Start Listed records

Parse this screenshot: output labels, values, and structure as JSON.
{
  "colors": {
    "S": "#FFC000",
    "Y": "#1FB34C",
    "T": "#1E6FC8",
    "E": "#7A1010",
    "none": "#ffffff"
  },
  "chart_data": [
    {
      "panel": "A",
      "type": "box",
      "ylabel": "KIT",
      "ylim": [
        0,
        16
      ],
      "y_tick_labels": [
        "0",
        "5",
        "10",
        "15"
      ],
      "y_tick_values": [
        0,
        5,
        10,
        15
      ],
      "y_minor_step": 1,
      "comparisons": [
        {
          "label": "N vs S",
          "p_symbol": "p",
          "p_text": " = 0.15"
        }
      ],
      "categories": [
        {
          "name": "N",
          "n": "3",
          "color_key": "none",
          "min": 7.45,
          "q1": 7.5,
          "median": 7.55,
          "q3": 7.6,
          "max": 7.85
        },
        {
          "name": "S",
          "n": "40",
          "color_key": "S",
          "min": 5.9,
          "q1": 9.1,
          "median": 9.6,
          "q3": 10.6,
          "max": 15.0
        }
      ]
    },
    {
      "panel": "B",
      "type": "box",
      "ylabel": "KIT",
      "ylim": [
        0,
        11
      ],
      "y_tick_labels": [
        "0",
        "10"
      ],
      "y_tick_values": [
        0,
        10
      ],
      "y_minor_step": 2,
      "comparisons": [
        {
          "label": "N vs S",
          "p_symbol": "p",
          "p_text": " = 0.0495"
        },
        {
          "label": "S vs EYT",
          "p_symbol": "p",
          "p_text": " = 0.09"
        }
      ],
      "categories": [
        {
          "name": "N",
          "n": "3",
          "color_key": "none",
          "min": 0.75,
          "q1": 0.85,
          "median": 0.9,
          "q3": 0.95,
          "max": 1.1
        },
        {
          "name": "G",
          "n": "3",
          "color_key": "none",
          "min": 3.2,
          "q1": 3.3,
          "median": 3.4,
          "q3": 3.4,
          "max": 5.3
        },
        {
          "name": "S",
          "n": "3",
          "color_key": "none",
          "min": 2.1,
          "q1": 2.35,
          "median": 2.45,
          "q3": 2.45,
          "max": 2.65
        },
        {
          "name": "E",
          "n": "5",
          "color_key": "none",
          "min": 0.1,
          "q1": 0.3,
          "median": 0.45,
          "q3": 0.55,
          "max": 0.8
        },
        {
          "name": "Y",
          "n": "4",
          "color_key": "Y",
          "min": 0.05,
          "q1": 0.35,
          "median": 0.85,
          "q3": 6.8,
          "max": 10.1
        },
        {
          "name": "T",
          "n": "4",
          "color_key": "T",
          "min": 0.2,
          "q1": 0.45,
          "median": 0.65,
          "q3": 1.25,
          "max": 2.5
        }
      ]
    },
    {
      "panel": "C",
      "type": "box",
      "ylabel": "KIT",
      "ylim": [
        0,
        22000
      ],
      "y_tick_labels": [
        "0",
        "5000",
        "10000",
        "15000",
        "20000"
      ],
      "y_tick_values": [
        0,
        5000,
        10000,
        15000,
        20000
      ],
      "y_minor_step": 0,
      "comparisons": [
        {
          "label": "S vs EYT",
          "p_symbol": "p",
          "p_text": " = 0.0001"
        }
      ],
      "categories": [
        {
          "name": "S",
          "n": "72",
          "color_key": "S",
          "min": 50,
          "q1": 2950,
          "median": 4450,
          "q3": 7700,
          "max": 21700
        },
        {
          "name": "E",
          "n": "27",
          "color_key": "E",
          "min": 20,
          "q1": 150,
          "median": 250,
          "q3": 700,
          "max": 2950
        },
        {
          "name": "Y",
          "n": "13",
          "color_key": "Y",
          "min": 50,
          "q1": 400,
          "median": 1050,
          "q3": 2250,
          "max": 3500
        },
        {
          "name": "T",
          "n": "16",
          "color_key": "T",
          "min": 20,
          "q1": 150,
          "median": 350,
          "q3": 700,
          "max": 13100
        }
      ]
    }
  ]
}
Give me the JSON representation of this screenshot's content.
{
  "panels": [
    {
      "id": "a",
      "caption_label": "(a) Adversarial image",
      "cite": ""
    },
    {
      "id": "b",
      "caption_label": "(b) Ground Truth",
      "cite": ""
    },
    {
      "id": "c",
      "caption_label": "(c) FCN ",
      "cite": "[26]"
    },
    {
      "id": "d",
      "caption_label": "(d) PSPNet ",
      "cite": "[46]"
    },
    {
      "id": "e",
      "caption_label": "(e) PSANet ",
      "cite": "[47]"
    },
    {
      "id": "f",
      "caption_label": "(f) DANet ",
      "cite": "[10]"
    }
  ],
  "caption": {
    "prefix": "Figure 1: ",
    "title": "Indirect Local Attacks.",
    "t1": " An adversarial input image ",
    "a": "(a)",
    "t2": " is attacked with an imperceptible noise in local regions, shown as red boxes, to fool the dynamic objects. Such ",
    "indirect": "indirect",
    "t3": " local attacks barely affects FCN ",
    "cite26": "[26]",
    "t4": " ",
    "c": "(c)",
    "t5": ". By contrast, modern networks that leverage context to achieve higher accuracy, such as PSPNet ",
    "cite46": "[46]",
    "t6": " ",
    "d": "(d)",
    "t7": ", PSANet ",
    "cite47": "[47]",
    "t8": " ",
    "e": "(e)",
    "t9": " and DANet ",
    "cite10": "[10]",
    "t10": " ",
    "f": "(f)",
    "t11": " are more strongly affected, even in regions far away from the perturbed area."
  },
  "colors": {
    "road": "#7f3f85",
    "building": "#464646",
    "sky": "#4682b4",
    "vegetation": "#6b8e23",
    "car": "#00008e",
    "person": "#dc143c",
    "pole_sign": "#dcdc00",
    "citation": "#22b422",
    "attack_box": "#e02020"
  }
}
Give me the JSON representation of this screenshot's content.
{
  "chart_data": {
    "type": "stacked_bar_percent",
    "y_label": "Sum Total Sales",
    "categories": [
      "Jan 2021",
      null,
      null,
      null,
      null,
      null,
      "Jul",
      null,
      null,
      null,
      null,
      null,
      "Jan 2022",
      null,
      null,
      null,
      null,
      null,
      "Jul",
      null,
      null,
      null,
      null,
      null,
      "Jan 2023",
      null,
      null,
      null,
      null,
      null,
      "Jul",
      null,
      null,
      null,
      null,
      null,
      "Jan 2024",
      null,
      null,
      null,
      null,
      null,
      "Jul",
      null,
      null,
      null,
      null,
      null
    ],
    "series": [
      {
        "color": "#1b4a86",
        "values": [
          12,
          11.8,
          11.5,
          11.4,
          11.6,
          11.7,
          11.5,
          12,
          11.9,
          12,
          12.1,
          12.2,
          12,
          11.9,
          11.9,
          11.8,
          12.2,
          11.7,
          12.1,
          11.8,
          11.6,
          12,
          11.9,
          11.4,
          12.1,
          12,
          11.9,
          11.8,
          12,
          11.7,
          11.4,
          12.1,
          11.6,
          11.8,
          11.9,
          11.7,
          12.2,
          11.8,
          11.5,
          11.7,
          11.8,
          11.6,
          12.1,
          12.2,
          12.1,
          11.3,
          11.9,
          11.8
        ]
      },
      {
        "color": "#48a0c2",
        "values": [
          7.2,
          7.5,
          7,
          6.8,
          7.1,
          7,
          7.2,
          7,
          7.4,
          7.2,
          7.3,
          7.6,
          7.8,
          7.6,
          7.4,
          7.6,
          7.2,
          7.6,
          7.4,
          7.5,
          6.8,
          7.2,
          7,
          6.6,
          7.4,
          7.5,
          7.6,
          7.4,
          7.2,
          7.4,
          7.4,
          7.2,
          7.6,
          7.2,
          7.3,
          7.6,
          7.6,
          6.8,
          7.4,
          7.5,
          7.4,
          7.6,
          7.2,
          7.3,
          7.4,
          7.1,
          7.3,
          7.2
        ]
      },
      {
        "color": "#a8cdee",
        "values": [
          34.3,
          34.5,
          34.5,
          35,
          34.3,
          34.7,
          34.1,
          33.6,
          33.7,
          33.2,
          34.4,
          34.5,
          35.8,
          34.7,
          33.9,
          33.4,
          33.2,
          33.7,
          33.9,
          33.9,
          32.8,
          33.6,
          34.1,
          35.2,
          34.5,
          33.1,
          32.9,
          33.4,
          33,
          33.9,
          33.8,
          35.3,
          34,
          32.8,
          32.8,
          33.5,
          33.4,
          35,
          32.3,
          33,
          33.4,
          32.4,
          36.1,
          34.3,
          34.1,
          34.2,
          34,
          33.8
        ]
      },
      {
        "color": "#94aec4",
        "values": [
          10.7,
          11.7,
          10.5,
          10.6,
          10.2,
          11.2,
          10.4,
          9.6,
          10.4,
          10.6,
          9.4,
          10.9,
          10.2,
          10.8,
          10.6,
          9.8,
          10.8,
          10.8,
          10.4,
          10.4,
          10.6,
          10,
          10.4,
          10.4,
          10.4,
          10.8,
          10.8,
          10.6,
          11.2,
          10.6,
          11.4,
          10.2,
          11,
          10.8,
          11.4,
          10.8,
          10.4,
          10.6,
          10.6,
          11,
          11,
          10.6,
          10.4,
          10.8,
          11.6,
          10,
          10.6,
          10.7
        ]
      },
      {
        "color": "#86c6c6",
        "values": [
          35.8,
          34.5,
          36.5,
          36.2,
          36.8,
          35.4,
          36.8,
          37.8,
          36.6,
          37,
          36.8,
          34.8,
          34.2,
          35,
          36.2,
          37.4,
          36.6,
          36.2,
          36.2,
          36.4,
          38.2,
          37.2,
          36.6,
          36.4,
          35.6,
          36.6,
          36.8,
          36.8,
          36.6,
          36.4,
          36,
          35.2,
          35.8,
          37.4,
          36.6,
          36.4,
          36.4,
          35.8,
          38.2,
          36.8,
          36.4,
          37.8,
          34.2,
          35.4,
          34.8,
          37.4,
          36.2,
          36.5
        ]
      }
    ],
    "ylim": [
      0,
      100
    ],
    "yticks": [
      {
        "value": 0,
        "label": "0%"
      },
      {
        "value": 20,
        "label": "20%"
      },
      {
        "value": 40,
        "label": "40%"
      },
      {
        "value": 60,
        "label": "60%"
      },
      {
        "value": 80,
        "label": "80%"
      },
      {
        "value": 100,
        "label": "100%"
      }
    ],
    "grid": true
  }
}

End Listed records

## Brief:
Identify the lines of the data that contain the word "PSPNet". Copy each of them.

## Problem solution:
      "caption_label": "(d) PSPNet ",
    "t5": ". By contrast, modern networks that leverage context to achieve higher accuracy, such as PSPNet ",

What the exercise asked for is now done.